§ DIRECTIONS: Wherever the string "お子様の習い事で" appears, copy the whole line.
#####
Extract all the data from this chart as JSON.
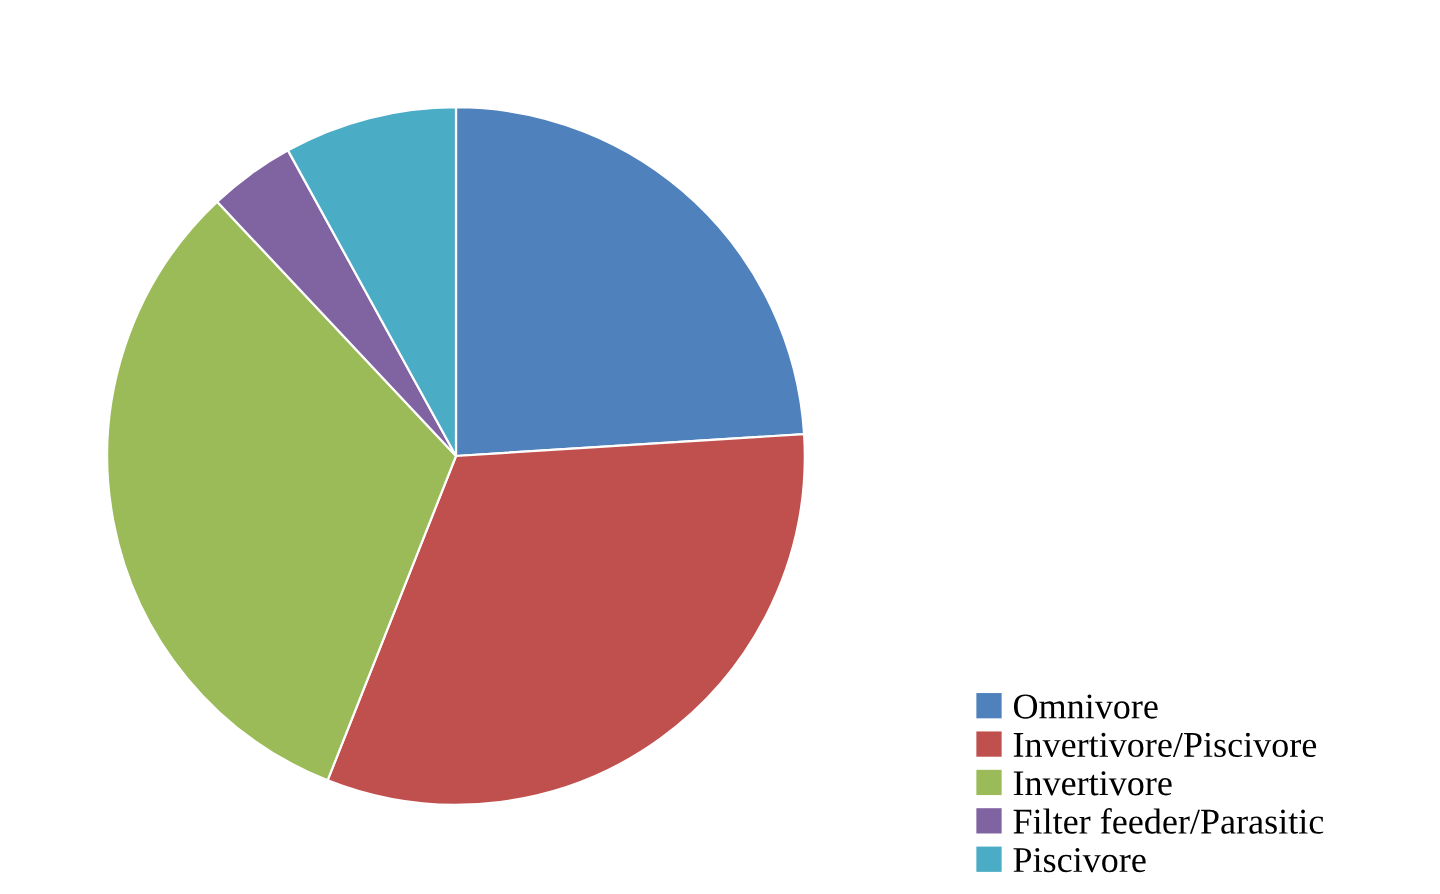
{
  "chart_data": {
    "type": "pie",
    "categories": [
      "Omnivore",
      "Invertivore/Piscivore",
      "Invertivore",
      "Filter feeder/Parasitic",
      "Piscivore"
    ],
    "values": [
      24,
      32,
      32,
      4,
      8
    ],
    "colors": [
      "#4f81bd",
      "#c0504d",
      "#9bbb59",
      "#8064a2",
      "#4bacc6"
    ],
    "legend": "bottom right"
  }
}
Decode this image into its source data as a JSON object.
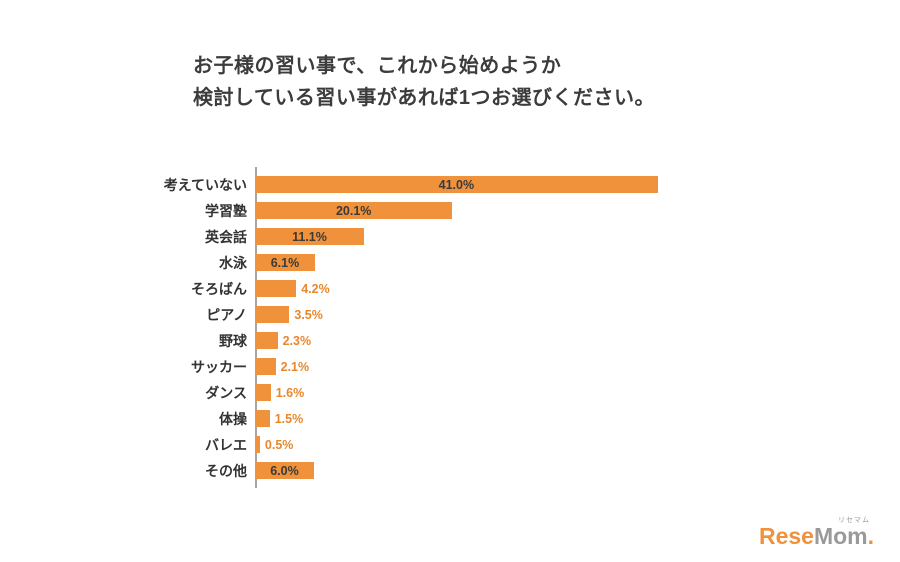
{
  "title": {
    "line1": "お子様の習い事で、これから始めようか",
    "line2": "検討している習い事があれば1つお選びください。"
  },
  "chart_data": {
    "type": "bar",
    "orientation": "horizontal",
    "title": "お子様の習い事で、これから始めようか検討している習い事があれば1つお選びください。",
    "categories": [
      "考えていない",
      "学習塾",
      "英会話",
      "水泳",
      "そろばん",
      "ピアノ",
      "野球",
      "サッカー",
      "ダンス",
      "体操",
      "バレエ",
      "その他"
    ],
    "values": [
      41.0,
      20.1,
      11.1,
      6.1,
      4.2,
      3.5,
      2.3,
      2.1,
      1.6,
      1.5,
      0.5,
      6.0
    ],
    "value_labels": [
      "41.0%",
      "20.1%",
      "11.1%",
      "6.1%",
      "4.2%",
      "3.5%",
      "2.3%",
      "2.1%",
      "1.6%",
      "1.5%",
      "0.5%",
      "6.0%"
    ],
    "xlabel": "",
    "ylabel": "",
    "xlim": [
      0,
      45
    ],
    "grid": false,
    "legend": "none",
    "bar_color": "#F0913C",
    "inside_label_min": 6.0,
    "label_inside_color": "#3a3a3a",
    "label_outside_color": "#E8872C",
    "axis_color": "#A6A6A6"
  },
  "logo": {
    "part1": "Rese",
    "part2": "Mom",
    "dot": ".",
    "ruby": "リセマム"
  }
}
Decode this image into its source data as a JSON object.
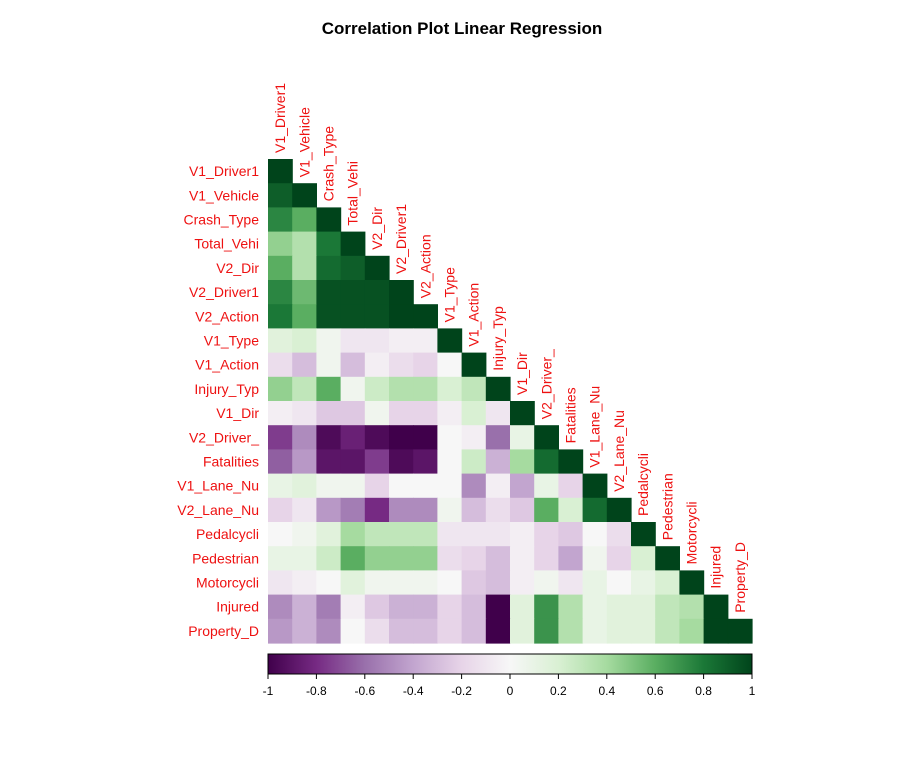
{
  "chart_data": {
    "type": "heatmap",
    "title": "Correlation Plot Linear Regression",
    "variables": [
      "V1_Driver1",
      "V1_Vehicle",
      "Crash_Type",
      "Total_Vehi",
      "V2_Dir",
      "V2_Driver1",
      "V2_Action",
      "V1_Type",
      "V1_Action",
      "Injury_Typ",
      "V1_Dir",
      "V2_Driver_",
      "Fatalities",
      "V1_Lane_Nu",
      "V2_Lane_Nu",
      "Pedalcycli",
      "Pedestrian",
      "Motorcycli",
      "Injured",
      "Property_D"
    ],
    "matrix_layout": "lower-triangle",
    "values": [
      [
        1
      ],
      [
        0.9,
        1
      ],
      [
        0.75,
        0.6,
        1
      ],
      [
        0.45,
        0.35,
        0.8,
        1
      ],
      [
        0.6,
        0.35,
        0.85,
        0.9,
        1
      ],
      [
        0.75,
        0.55,
        0.95,
        0.95,
        0.95,
        1
      ],
      [
        0.8,
        0.6,
        0.95,
        0.95,
        0.95,
        1,
        1
      ],
      [
        0.15,
        0.2,
        0.05,
        -0.1,
        -0.1,
        -0.05,
        -0.05,
        1
      ],
      [
        -0.15,
        -0.3,
        0.05,
        -0.3,
        -0.05,
        -0.15,
        -0.2,
        0,
        1
      ],
      [
        0.45,
        0.3,
        0.6,
        0.05,
        0.25,
        0.35,
        0.35,
        0.2,
        0.3,
        1
      ],
      [
        -0.05,
        -0.1,
        -0.25,
        -0.25,
        0.05,
        -0.2,
        -0.2,
        -0.05,
        0.2,
        -0.1,
        1
      ],
      [
        -0.75,
        -0.5,
        -0.95,
        -0.85,
        -0.95,
        -1,
        -1,
        0,
        -0.05,
        -0.6,
        0.1,
        1
      ],
      [
        -0.65,
        -0.45,
        -0.9,
        -0.9,
        -0.75,
        -0.95,
        -0.9,
        0,
        0.25,
        -0.35,
        0.4,
        0.85,
        1
      ],
      [
        0.1,
        0.15,
        0.05,
        0.05,
        -0.2,
        0,
        0,
        0,
        -0.5,
        -0.05,
        -0.4,
        0.1,
        -0.2,
        1
      ],
      [
        -0.2,
        -0.1,
        -0.45,
        -0.55,
        -0.8,
        -0.5,
        -0.5,
        0.05,
        -0.3,
        -0.15,
        -0.25,
        0.6,
        0.2,
        0.85,
        1
      ],
      [
        0,
        0.05,
        0.15,
        0.4,
        0.3,
        0.3,
        0.3,
        -0.1,
        -0.1,
        -0.1,
        -0.05,
        -0.2,
        -0.25,
        0,
        -0.15,
        1
      ],
      [
        0.1,
        0.1,
        0.25,
        0.6,
        0.45,
        0.45,
        0.45,
        -0.15,
        -0.2,
        -0.3,
        -0.05,
        -0.2,
        -0.4,
        0.05,
        -0.2,
        0.2,
        1
      ],
      [
        -0.1,
        -0.05,
        0,
        0.15,
        0.05,
        0.05,
        0.05,
        0,
        -0.25,
        -0.3,
        -0.05,
        0.05,
        -0.1,
        0.1,
        0,
        0.1,
        0.2,
        1
      ],
      [
        -0.5,
        -0.35,
        -0.55,
        -0.05,
        -0.25,
        -0.35,
        -0.35,
        -0.2,
        -0.3,
        -1,
        0.15,
        0.7,
        0.35,
        0.1,
        0.15,
        0.15,
        0.3,
        0.35,
        1
      ],
      [
        -0.45,
        -0.35,
        -0.5,
        0,
        -0.15,
        -0.3,
        -0.3,
        -0.2,
        -0.3,
        -1,
        0.15,
        0.7,
        0.35,
        0.1,
        0.15,
        0.15,
        0.3,
        0.4,
        1,
        1
      ]
    ],
    "colorbar": {
      "min": -1,
      "max": 1,
      "ticks": [
        "-1",
        "-0.8",
        "-0.6",
        "-0.4",
        "-0.2",
        "0",
        "0.2",
        "0.4",
        "0.6",
        "0.8",
        "1"
      ],
      "low_color": "#40004b",
      "mid_color": "#f7f7f7",
      "high_color": "#00441b"
    },
    "label_color": "#ee1111",
    "legend_position": "bottom"
  }
}
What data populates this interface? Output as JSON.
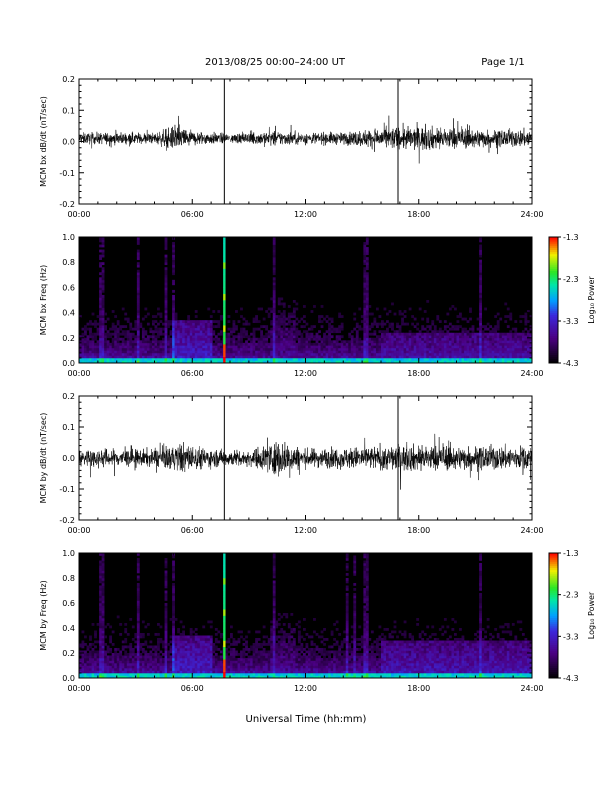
{
  "header": {
    "title": "2013/08/25  00:00–24:00 UT",
    "page": "Page 1/1"
  },
  "xaxis": {
    "label": "Universal Time (hh:mm)",
    "ticks": [
      "00:00",
      "06:00",
      "12:00",
      "18:00",
      "24:00"
    ],
    "range_hours": [
      0,
      24
    ]
  },
  "colorbar": {
    "label": "Log₁₀ Power",
    "ticks": [
      "-1.3",
      "-2.3",
      "-3.3",
      "-4.3"
    ],
    "range": [
      -4.3,
      -1.3
    ]
  },
  "chart_data": [
    {
      "type": "line",
      "ylabel": "MCM bx dB/dt (nT/sec)",
      "ylim": [
        -0.2,
        0.2
      ],
      "yticks": [
        "-0.2",
        "-0.1",
        "0.0",
        "0.1",
        "0.2"
      ],
      "baseline": 0.01,
      "spikes_hours": [
        7.7,
        16.9
      ],
      "activity_profile": [
        {
          "x": 0,
          "amp": 0.018
        },
        {
          "x": 2,
          "amp": 0.02
        },
        {
          "x": 4,
          "amp": 0.018
        },
        {
          "x": 5.3,
          "amp": 0.045
        },
        {
          "x": 6,
          "amp": 0.025
        },
        {
          "x": 8,
          "amp": 0.015
        },
        {
          "x": 10,
          "amp": 0.025
        },
        {
          "x": 12,
          "amp": 0.02
        },
        {
          "x": 14,
          "amp": 0.02
        },
        {
          "x": 16,
          "amp": 0.035
        },
        {
          "x": 18,
          "amp": 0.04
        },
        {
          "x": 20,
          "amp": 0.035
        },
        {
          "x": 22,
          "amp": 0.028
        },
        {
          "x": 24,
          "amp": 0.03
        }
      ]
    },
    {
      "type": "heatmap",
      "ylabel": "MCM bx Freq (Hz)",
      "ylim": [
        0.0,
        1.0
      ],
      "yticks": [
        "0.0",
        "0.2",
        "0.4",
        "0.6",
        "0.8",
        "1.0"
      ],
      "zlim": [
        -4.3,
        -1.3
      ],
      "bright_line_hours": [
        7.7
      ],
      "stripe_hours": [
        1.2,
        3.1,
        4.6,
        5.0,
        10.3,
        15.2,
        21.3
      ],
      "active_bands": [
        {
          "from": 5.0,
          "to": 7.0,
          "level": -3.3,
          "fmax": 0.35
        },
        {
          "from": 10.2,
          "to": 11.5,
          "level": -3.6,
          "fmax": 0.7
        },
        {
          "from": 16.0,
          "to": 24.0,
          "level": -3.5,
          "fmax": 0.25
        }
      ]
    },
    {
      "type": "line",
      "ylabel": "MCM by dB/dt (nT/sec)",
      "ylim": [
        -0.2,
        0.2
      ],
      "yticks": [
        "-0.2",
        "-0.1",
        "0.0",
        "0.1",
        "0.2"
      ],
      "baseline": 0.0,
      "spikes_hours": [
        7.7,
        16.9
      ],
      "activity_profile": [
        {
          "x": 0,
          "amp": 0.03
        },
        {
          "x": 2,
          "amp": 0.03
        },
        {
          "x": 4,
          "amp": 0.028
        },
        {
          "x": 5.5,
          "amp": 0.05
        },
        {
          "x": 7,
          "amp": 0.03
        },
        {
          "x": 9,
          "amp": 0.025
        },
        {
          "x": 10.5,
          "amp": 0.06
        },
        {
          "x": 12,
          "amp": 0.03
        },
        {
          "x": 14,
          "amp": 0.035
        },
        {
          "x": 16,
          "amp": 0.04
        },
        {
          "x": 18,
          "amp": 0.045
        },
        {
          "x": 20,
          "amp": 0.04
        },
        {
          "x": 22,
          "amp": 0.04
        },
        {
          "x": 24,
          "amp": 0.04
        }
      ]
    },
    {
      "type": "heatmap",
      "ylabel": "MCM by Freq (Hz)",
      "ylim": [
        0.0,
        1.0
      ],
      "yticks": [
        "0.0",
        "0.2",
        "0.4",
        "0.6",
        "0.8",
        "1.0"
      ],
      "zlim": [
        -4.3,
        -1.3
      ],
      "bright_line_hours": [
        7.7
      ],
      "stripe_hours": [
        1.2,
        3.1,
        4.6,
        5.0,
        10.3,
        14.2,
        14.6,
        15.2,
        21.3
      ],
      "active_bands": [
        {
          "from": 5.0,
          "to": 7.0,
          "level": -3.3,
          "fmax": 0.35
        },
        {
          "from": 10.2,
          "to": 11.5,
          "level": -3.6,
          "fmax": 0.7
        },
        {
          "from": 16.0,
          "to": 24.0,
          "level": -3.4,
          "fmax": 0.3
        }
      ]
    }
  ]
}
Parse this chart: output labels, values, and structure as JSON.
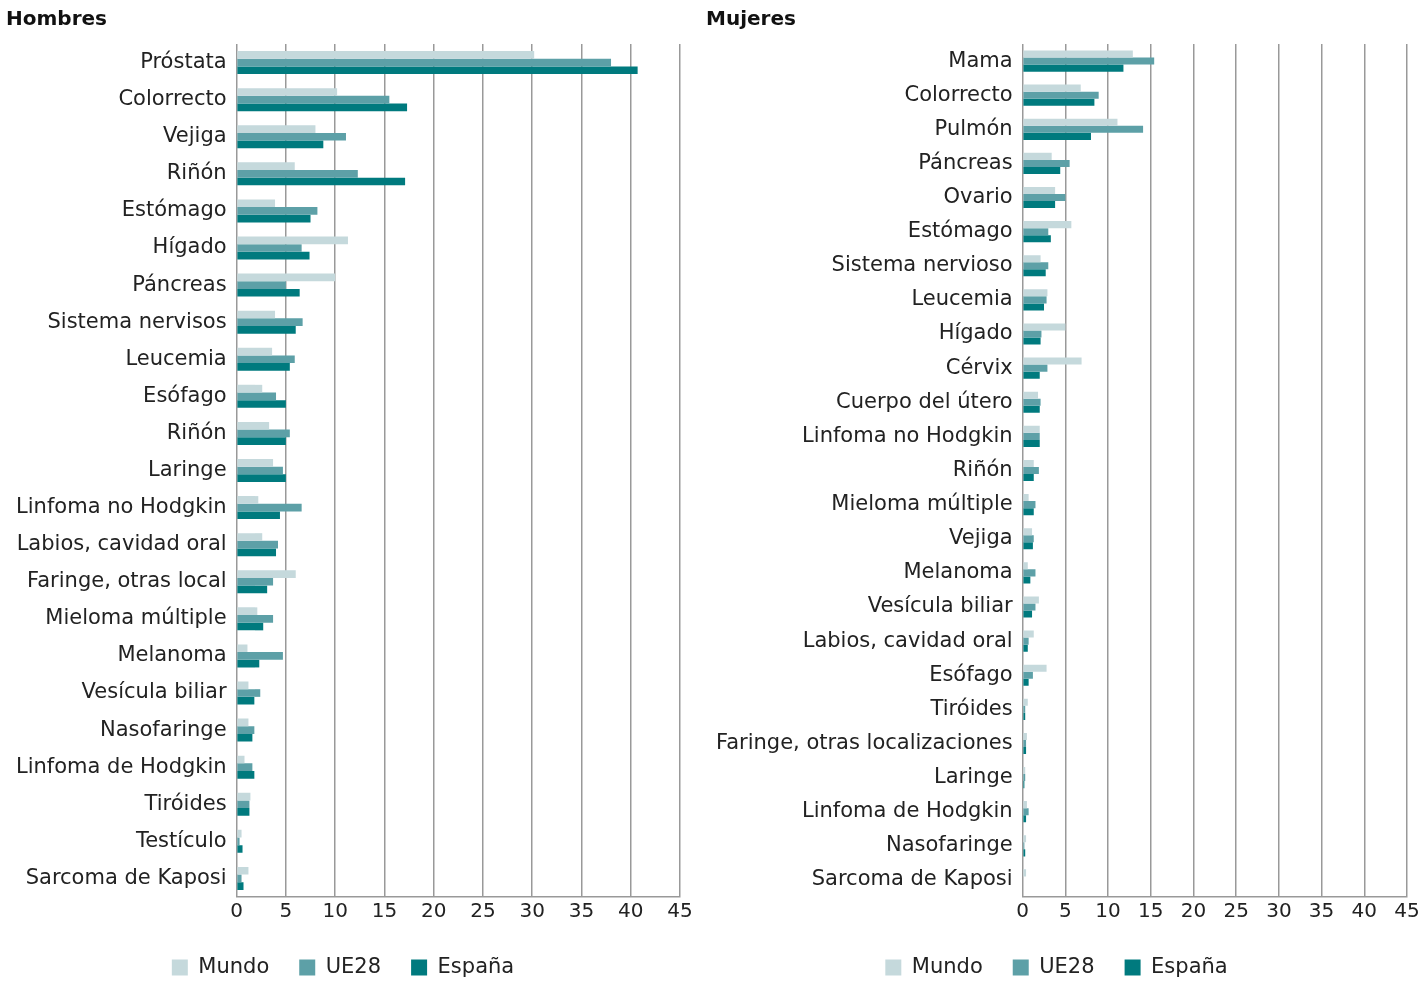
{
  "chart_data": [
    {
      "type": "bar",
      "orientation": "horizontal",
      "title": "Hombres",
      "categories": [
        "Próstata",
        "Colorrecto",
        "Vejiga",
        "Riñón",
        "Estómago",
        "Hígado",
        "Páncreas",
        "Sistema nervisos",
        "Leucemia",
        "Esófago",
        "Riñón",
        "Laringe",
        "Linfoma no Hodgkin",
        "Labios, cavidad oral",
        "Faringe, otras local",
        "Mieloma múltiple",
        "Melanoma",
        "Vesícula biliar",
        "Nasofaringe",
        "Linfoma de Hodgkin",
        "Tiróides",
        "Testículo",
        "Sarcoma de Kaposi"
      ],
      "series": [
        {
          "name": "Mundo",
          "color": "#c5d9dc",
          "values": [
            30.2,
            10.2,
            8.0,
            5.9,
            3.9,
            11.3,
            10.0,
            3.9,
            3.6,
            2.6,
            3.3,
            3.7,
            2.2,
            2.6,
            6.0,
            2.1,
            1.1,
            1.2,
            1.2,
            0.8,
            1.4,
            0.5,
            1.2
          ]
        },
        {
          "name": "UE28",
          "color": "#5da0a7",
          "values": [
            38.0,
            15.5,
            11.1,
            12.3,
            8.2,
            6.6,
            5.0,
            6.7,
            5.9,
            4.0,
            5.4,
            4.7,
            6.6,
            4.2,
            3.7,
            3.7,
            4.7,
            2.4,
            1.8,
            1.6,
            1.3,
            0.3,
            0.5
          ]
        },
        {
          "name": "España",
          "color": "#007a7e",
          "values": [
            40.7,
            17.3,
            8.8,
            17.1,
            7.5,
            7.4,
            6.4,
            6.0,
            5.4,
            5.0,
            5.0,
            5.0,
            4.4,
            4.0,
            3.1,
            2.7,
            2.3,
            1.8,
            1.6,
            1.8,
            1.3,
            0.6,
            0.7
          ]
        }
      ],
      "xlim": [
        0,
        45
      ],
      "xticks": [
        0,
        5,
        10,
        15,
        20,
        25,
        30,
        35,
        40,
        45
      ],
      "grid": "x",
      "legend": "bottom"
    },
    {
      "type": "bar",
      "orientation": "horizontal",
      "title": "Mujeres",
      "categories": [
        "Mama",
        "Colorrecto",
        "Pulmón",
        "Páncreas",
        "Ovario",
        "Estómago",
        "Sistema nervioso",
        "Leucemia",
        "Hígado",
        "Cérvix",
        "Cuerpo del útero",
        "Linfoma no Hodgkin",
        "Riñón",
        "Mieloma múltiple",
        "Vejiga",
        "Melanoma",
        "Vesícula biliar",
        "Labios, cavidad oral",
        "Esófago",
        "Tiróides",
        "Faringe, otras localizaciones",
        "Laringe",
        "Linfoma de Hodgkin",
        "Nasofaringe",
        "Sarcoma de Kaposi"
      ],
      "series": [
        {
          "name": "Mundo",
          "color": "#c5d9dc",
          "values": [
            12.9,
            6.8,
            11.1,
            3.4,
            3.8,
            5.7,
            2.1,
            2.9,
            5.0,
            6.9,
            1.8,
            2.0,
            1.3,
            0.7,
            1.1,
            0.6,
            1.9,
            1.3,
            2.8,
            0.6,
            0.5,
            0.3,
            0.5,
            0.4,
            0.4
          ]
        },
        {
          "name": "UE28",
          "color": "#5da0a7",
          "values": [
            15.4,
            8.9,
            14.1,
            5.5,
            5.0,
            3.0,
            3.0,
            2.8,
            2.2,
            2.9,
            2.1,
            2.0,
            1.9,
            1.5,
            1.3,
            1.5,
            1.5,
            0.7,
            1.2,
            0.3,
            0.4,
            0.3,
            0.7,
            0.2,
            null
          ]
        },
        {
          "name": "España",
          "color": "#007a7e",
          "values": [
            11.8,
            8.4,
            8.0,
            4.4,
            3.8,
            3.3,
            2.7,
            2.5,
            2.1,
            2.0,
            2.0,
            2.0,
            1.3,
            1.3,
            1.2,
            0.9,
            1.1,
            0.6,
            0.7,
            0.3,
            0.4,
            0.2,
            0.4,
            0.3,
            null
          ]
        }
      ],
      "xlim": [
        0,
        45
      ],
      "xticks": [
        0,
        5,
        10,
        15,
        20,
        25,
        30,
        35,
        40,
        45
      ],
      "grid": "x",
      "legend": "bottom"
    }
  ]
}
#####
§ FINAL ANSWER:
    "line1": "お子様の習い事で、これから始めようか",
    "title": "お子様の習い事で、これから始めようか検討している習い事があれば1つお選びください。",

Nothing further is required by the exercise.